→ **WHAT YOU ARE ASKED TO DO**:
Identify and pull out each line of the entries in which "name" occurs.

→ **INPUT FOR THIS TASK**:
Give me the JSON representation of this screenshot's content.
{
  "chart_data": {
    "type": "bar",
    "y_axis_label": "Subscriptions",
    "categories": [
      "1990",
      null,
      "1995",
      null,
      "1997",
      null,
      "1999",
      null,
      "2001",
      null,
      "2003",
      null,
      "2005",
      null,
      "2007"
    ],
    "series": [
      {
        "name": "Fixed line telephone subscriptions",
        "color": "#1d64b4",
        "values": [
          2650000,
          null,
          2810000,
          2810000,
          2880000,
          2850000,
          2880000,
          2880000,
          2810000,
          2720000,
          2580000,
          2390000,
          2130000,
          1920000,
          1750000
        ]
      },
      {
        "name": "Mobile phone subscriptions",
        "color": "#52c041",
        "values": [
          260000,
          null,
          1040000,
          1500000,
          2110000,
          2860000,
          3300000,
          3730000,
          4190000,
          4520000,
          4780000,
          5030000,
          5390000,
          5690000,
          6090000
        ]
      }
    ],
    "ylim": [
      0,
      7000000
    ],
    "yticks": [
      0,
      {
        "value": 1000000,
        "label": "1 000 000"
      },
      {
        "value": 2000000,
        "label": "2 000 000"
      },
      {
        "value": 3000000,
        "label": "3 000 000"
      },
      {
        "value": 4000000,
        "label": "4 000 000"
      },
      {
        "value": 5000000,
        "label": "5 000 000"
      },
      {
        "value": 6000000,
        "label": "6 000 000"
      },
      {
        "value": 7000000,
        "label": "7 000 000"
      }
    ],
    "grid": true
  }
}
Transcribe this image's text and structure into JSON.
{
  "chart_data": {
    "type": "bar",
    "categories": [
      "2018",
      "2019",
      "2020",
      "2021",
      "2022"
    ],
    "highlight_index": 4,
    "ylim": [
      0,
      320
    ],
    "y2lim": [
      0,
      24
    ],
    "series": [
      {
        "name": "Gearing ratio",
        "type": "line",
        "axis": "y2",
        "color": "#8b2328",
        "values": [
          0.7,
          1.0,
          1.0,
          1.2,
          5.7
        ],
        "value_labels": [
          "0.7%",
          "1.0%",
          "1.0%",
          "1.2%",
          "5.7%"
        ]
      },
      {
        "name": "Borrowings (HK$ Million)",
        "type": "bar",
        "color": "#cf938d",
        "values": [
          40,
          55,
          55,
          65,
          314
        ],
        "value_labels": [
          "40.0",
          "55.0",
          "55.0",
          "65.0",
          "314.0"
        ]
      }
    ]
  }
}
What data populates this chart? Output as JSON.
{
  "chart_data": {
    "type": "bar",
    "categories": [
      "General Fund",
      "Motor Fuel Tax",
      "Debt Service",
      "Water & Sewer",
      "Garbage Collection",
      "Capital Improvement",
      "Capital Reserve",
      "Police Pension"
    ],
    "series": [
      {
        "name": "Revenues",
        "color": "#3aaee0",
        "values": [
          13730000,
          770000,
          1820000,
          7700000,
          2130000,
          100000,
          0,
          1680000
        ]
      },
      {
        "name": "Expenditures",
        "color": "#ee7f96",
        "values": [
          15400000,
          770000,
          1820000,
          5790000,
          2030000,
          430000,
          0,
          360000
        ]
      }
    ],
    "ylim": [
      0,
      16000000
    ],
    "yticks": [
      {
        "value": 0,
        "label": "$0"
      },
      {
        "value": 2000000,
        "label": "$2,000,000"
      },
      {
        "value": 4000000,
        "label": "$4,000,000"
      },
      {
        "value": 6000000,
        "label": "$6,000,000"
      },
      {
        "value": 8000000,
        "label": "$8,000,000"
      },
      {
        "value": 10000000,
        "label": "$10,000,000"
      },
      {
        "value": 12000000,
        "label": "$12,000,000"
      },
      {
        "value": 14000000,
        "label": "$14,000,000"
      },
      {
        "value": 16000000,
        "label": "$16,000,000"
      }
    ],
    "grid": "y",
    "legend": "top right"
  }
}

→ **COMPLETED TASK**:
        "name": "Fixed line telephone subscriptions",
        "name": "Mobile phone subscriptions",
        "name": "Gearing ratio",
        "name": "Borrowings (HK$ Million)",
        "name": "Revenues",
        "name": "Expenditures",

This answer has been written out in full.